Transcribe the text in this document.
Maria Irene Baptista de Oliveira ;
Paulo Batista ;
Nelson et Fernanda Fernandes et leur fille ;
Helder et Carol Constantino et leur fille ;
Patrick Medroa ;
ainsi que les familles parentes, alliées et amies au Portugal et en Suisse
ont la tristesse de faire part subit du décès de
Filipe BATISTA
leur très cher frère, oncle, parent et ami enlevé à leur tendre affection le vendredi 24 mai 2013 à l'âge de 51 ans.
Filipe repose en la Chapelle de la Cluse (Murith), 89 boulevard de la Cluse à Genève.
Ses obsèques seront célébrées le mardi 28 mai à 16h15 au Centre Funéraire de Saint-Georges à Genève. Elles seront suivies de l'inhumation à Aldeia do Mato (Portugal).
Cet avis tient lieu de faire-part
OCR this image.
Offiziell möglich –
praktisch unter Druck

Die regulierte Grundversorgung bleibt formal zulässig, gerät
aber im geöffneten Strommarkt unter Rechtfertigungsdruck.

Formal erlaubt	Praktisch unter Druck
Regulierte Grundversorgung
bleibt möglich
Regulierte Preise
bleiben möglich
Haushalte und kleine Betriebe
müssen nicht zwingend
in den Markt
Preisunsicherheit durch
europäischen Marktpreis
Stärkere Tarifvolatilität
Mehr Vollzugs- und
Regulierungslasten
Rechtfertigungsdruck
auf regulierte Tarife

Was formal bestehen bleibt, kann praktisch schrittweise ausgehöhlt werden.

——

=== Task directions ===
Scan the listing above and identify each line holding the string "part"; copy every such line.

=== Exercise solution ===
ont la tristesse de faire part subit du décès de
Cet avis tient lieu de faire-part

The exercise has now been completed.